Required work: Every entry must be repeated exactly. Exclude all pictures.

• • • • •

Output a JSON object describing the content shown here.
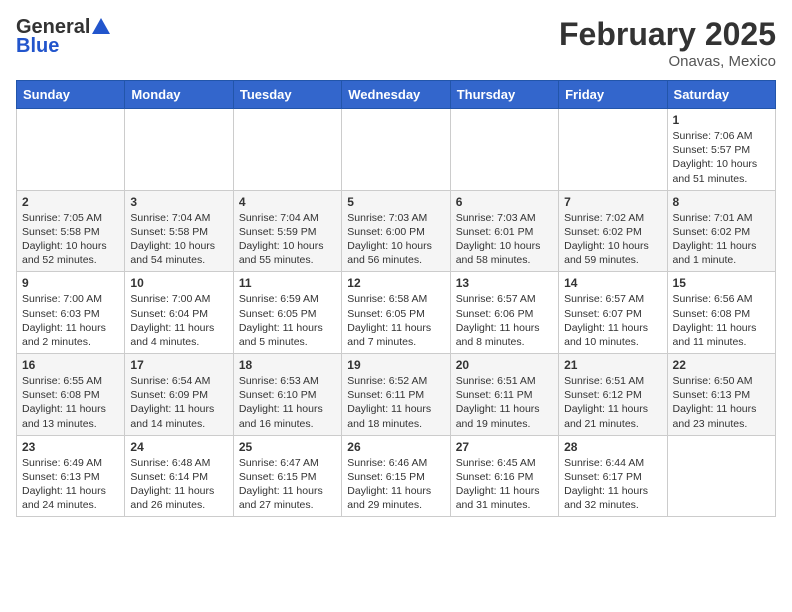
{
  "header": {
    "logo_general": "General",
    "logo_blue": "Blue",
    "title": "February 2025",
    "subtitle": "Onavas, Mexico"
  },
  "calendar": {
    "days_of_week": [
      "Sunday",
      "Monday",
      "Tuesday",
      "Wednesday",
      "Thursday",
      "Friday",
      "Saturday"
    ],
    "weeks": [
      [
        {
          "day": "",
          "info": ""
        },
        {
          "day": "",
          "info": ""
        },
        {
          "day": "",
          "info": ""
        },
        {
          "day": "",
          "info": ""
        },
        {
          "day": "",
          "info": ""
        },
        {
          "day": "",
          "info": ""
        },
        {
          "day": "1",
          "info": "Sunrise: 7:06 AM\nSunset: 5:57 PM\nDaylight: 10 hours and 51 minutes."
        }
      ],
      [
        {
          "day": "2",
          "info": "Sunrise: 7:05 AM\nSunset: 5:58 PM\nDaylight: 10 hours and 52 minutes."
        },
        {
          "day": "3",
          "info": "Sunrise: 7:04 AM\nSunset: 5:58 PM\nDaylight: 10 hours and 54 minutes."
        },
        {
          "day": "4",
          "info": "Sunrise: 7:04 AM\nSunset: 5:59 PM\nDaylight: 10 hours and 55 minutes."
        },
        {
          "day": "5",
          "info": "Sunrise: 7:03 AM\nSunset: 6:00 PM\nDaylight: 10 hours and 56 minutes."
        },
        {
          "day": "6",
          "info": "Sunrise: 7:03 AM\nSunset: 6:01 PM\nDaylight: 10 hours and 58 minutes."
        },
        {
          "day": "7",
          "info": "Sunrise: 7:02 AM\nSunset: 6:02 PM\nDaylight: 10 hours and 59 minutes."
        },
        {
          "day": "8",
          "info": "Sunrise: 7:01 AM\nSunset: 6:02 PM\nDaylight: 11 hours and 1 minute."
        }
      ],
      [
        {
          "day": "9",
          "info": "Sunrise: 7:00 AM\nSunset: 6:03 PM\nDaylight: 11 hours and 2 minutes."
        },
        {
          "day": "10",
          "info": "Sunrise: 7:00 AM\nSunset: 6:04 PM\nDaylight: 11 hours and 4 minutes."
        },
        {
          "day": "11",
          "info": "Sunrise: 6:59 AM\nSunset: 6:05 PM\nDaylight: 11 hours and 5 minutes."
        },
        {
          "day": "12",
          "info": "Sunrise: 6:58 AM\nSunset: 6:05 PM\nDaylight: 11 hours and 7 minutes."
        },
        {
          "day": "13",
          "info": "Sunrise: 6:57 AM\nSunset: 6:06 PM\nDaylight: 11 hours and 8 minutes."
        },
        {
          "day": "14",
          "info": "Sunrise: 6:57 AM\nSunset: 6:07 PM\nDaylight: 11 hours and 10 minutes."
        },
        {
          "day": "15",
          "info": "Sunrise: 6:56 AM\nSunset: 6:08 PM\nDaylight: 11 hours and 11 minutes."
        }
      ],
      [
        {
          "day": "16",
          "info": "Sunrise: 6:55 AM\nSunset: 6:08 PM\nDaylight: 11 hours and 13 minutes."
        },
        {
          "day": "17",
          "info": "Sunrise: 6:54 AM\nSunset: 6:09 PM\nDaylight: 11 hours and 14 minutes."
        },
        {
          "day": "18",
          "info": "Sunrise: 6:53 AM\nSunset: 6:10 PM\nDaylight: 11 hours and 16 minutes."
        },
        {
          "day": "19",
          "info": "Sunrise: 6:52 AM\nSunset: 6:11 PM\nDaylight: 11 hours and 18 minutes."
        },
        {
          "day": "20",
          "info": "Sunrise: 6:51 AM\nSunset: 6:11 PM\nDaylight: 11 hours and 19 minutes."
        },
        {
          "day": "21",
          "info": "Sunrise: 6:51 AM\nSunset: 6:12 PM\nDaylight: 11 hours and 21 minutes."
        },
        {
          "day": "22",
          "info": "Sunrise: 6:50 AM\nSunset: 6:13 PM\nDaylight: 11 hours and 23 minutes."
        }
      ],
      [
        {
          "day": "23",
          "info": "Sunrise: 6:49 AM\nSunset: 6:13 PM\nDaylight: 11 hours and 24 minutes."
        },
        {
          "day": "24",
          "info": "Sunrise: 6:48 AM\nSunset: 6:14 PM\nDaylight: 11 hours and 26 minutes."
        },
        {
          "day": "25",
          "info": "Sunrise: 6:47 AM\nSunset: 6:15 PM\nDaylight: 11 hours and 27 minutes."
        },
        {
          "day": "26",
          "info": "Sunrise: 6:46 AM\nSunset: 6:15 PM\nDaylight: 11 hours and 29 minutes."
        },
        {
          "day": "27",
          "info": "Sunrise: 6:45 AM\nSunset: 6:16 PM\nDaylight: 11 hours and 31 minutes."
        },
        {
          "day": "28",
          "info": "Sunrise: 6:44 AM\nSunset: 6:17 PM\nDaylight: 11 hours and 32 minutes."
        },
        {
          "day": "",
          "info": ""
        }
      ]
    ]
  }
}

• • • • •

Full answer:
Output a JSON object describing the content shown here.
{
  "header": {
    "logo_general": "General",
    "logo_blue": "Blue",
    "title": "February 2025",
    "subtitle": "Onavas, Mexico"
  },
  "calendar": {
    "days_of_week": [
      "Sunday",
      "Monday",
      "Tuesday",
      "Wednesday",
      "Thursday",
      "Friday",
      "Saturday"
    ],
    "weeks": [
      [
        {
          "day": "",
          "info": ""
        },
        {
          "day": "",
          "info": ""
        },
        {
          "day": "",
          "info": ""
        },
        {
          "day": "",
          "info": ""
        },
        {
          "day": "",
          "info": ""
        },
        {
          "day": "",
          "info": ""
        },
        {
          "day": "1",
          "info": "Sunrise: 7:06 AM\nSunset: 5:57 PM\nDaylight: 10 hours and 51 minutes."
        }
      ],
      [
        {
          "day": "2",
          "info": "Sunrise: 7:05 AM\nSunset: 5:58 PM\nDaylight: 10 hours and 52 minutes."
        },
        {
          "day": "3",
          "info": "Sunrise: 7:04 AM\nSunset: 5:58 PM\nDaylight: 10 hours and 54 minutes."
        },
        {
          "day": "4",
          "info": "Sunrise: 7:04 AM\nSunset: 5:59 PM\nDaylight: 10 hours and 55 minutes."
        },
        {
          "day": "5",
          "info": "Sunrise: 7:03 AM\nSunset: 6:00 PM\nDaylight: 10 hours and 56 minutes."
        },
        {
          "day": "6",
          "info": "Sunrise: 7:03 AM\nSunset: 6:01 PM\nDaylight: 10 hours and 58 minutes."
        },
        {
          "day": "7",
          "info": "Sunrise: 7:02 AM\nSunset: 6:02 PM\nDaylight: 10 hours and 59 minutes."
        },
        {
          "day": "8",
          "info": "Sunrise: 7:01 AM\nSunset: 6:02 PM\nDaylight: 11 hours and 1 minute."
        }
      ],
      [
        {
          "day": "9",
          "info": "Sunrise: 7:00 AM\nSunset: 6:03 PM\nDaylight: 11 hours and 2 minutes."
        },
        {
          "day": "10",
          "info": "Sunrise: 7:00 AM\nSunset: 6:04 PM\nDaylight: 11 hours and 4 minutes."
        },
        {
          "day": "11",
          "info": "Sunrise: 6:59 AM\nSunset: 6:05 PM\nDaylight: 11 hours and 5 minutes."
        },
        {
          "day": "12",
          "info": "Sunrise: 6:58 AM\nSunset: 6:05 PM\nDaylight: 11 hours and 7 minutes."
        },
        {
          "day": "13",
          "info": "Sunrise: 6:57 AM\nSunset: 6:06 PM\nDaylight: 11 hours and 8 minutes."
        },
        {
          "day": "14",
          "info": "Sunrise: 6:57 AM\nSunset: 6:07 PM\nDaylight: 11 hours and 10 minutes."
        },
        {
          "day": "15",
          "info": "Sunrise: 6:56 AM\nSunset: 6:08 PM\nDaylight: 11 hours and 11 minutes."
        }
      ],
      [
        {
          "day": "16",
          "info": "Sunrise: 6:55 AM\nSunset: 6:08 PM\nDaylight: 11 hours and 13 minutes."
        },
        {
          "day": "17",
          "info": "Sunrise: 6:54 AM\nSunset: 6:09 PM\nDaylight: 11 hours and 14 minutes."
        },
        {
          "day": "18",
          "info": "Sunrise: 6:53 AM\nSunset: 6:10 PM\nDaylight: 11 hours and 16 minutes."
        },
        {
          "day": "19",
          "info": "Sunrise: 6:52 AM\nSunset: 6:11 PM\nDaylight: 11 hours and 18 minutes."
        },
        {
          "day": "20",
          "info": "Sunrise: 6:51 AM\nSunset: 6:11 PM\nDaylight: 11 hours and 19 minutes."
        },
        {
          "day": "21",
          "info": "Sunrise: 6:51 AM\nSunset: 6:12 PM\nDaylight: 11 hours and 21 minutes."
        },
        {
          "day": "22",
          "info": "Sunrise: 6:50 AM\nSunset: 6:13 PM\nDaylight: 11 hours and 23 minutes."
        }
      ],
      [
        {
          "day": "23",
          "info": "Sunrise: 6:49 AM\nSunset: 6:13 PM\nDaylight: 11 hours and 24 minutes."
        },
        {
          "day": "24",
          "info": "Sunrise: 6:48 AM\nSunset: 6:14 PM\nDaylight: 11 hours and 26 minutes."
        },
        {
          "day": "25",
          "info": "Sunrise: 6:47 AM\nSunset: 6:15 PM\nDaylight: 11 hours and 27 minutes."
        },
        {
          "day": "26",
          "info": "Sunrise: 6:46 AM\nSunset: 6:15 PM\nDaylight: 11 hours and 29 minutes."
        },
        {
          "day": "27",
          "info": "Sunrise: 6:45 AM\nSunset: 6:16 PM\nDaylight: 11 hours and 31 minutes."
        },
        {
          "day": "28",
          "info": "Sunrise: 6:44 AM\nSunset: 6:17 PM\nDaylight: 11 hours and 32 minutes."
        },
        {
          "day": "",
          "info": ""
        }
      ]
    ]
  }
}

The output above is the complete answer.